* [Qué hacer]
Reproduce literalmente el pasaje del texto sobre las toxinas que empieza con las palabras que contienen "El origen de" y acaba con "en ese individuo.".

==== Texto proporcionado

Si se observa la vida ciñéndose exclusivamente al plano físico y desligando éste del resto de planos del Universo, uno podría pensar, erronéamente, que el único motivo por el cual un cuerpo alberga toxinas es porque éstas se introducen en él desde el exterior (toxemia exógena), por ejemplo, a través de contaminantes presentes en el ambiente. O bien, porque las toxinas se generan dentro del propio cuerpo (toxemia endógena) como consecuencia, por ejemplo, de las fermentaciones que producen alimentos masticados insuficientemente.
Sin embargo, la toxicidad presente en el cuerpo no solamente responde a un fenómeno puramente físico sino, también, holístico-cuántico. Es decir, existe una correlación muy precisa entre las toxinas mentales, las emocionales y las físicas. De manera que unas no pueden manifestarse sin las otras. O sea, que todas ellas siempre se materializan en paralelo (Principio de Correspondencia).
“Toxinas mentales” son los pensamientos negativos, las obsesiones, las preocupaciones... Y “toxinas emocionales” son todas aquellas emociones, como la ira, la tristeza, el miedo, el resentimiento... que no han sido exteriorizadas, esto es: que han sido reprimidas. Y tanto peor cuanto más tiempo se repriman.
El origen de toda toxicidad en un ser humano es un conflicto relacionado con pensamientos o emociones tóxicas. Ahora bien, esos pensamientos y emociones tóxicos “necesitan” de un factor físico para poder materializarse en el cuerpo. Y es ahí, en ese preciso punto, cuando surgen las toxinas físicas, ya sean exógenas o endógenas.
De esta experiencia contrastada se puede deducir, acertadamente, que cuanto más bajo sea el nivel de conflicto interno en un ser humano, tanto más bajo será su nivel de toxicidad psicoemocional, y, en consecuencia, física. Y a la inversa: cuanto mayor sea el conflicto, y tanto más persistente, mayor será la carga tóxica en ese individuo.

========
==== Registros de datos

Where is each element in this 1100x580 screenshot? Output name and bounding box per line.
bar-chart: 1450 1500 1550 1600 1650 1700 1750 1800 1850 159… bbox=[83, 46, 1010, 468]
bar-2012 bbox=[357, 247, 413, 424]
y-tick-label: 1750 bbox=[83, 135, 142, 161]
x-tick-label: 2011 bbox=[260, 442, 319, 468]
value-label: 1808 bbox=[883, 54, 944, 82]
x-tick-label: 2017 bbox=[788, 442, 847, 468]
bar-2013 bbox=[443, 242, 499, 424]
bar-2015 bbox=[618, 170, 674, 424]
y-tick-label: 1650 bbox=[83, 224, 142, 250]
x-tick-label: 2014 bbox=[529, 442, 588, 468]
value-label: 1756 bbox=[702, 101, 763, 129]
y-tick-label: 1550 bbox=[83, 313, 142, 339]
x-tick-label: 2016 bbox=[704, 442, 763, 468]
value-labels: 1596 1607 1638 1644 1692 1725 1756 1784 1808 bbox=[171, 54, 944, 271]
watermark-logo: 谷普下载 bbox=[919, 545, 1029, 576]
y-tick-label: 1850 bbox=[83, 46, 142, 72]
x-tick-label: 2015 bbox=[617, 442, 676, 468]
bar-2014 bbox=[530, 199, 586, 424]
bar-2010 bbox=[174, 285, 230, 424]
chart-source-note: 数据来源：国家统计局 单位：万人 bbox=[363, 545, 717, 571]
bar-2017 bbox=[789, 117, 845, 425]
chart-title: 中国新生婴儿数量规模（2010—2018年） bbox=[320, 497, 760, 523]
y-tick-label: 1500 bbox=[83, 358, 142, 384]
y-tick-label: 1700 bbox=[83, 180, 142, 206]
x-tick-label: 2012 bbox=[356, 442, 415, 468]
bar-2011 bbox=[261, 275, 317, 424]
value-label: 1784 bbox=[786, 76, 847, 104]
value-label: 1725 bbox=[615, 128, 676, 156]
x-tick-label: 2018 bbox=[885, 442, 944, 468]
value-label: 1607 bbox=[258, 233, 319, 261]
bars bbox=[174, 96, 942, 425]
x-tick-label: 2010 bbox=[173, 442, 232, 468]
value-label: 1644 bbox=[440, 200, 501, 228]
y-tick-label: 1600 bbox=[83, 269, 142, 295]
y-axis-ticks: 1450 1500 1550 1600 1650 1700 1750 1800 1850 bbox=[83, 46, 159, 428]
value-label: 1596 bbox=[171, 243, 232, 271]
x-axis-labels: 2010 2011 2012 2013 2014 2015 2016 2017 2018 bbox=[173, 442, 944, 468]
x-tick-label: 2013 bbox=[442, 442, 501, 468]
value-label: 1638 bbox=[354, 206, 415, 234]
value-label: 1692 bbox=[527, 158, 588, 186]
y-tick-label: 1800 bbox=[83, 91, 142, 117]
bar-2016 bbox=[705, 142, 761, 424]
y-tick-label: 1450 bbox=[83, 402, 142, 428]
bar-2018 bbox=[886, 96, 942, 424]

========

* [Resultado de la tarea]
El origen de toda toxicidad en un ser humano es un conflicto relacionado con pensamientos o emociones tóxicas. Ahora bien, esos pensamientos y emociones tóxicos “necesitan” de un factor físico para poder materializarse en el cuerpo. Y es ahí, en ese preciso punto, cuando surgen las toxinas físicas, ya sean exógenas o endógenas.
De esta experiencia contrastada se puede deducir, acertadamente, que cuanto más bajo sea el nivel de conflicto interno en un ser humano, tanto más bajo será su nivel de toxicidad psicoemocional, y, en consecuencia, física. Y a la inversa: cuanto mayor sea el conflicto, y tanto más persistente, mayor será la carga tóxica en ese individuo.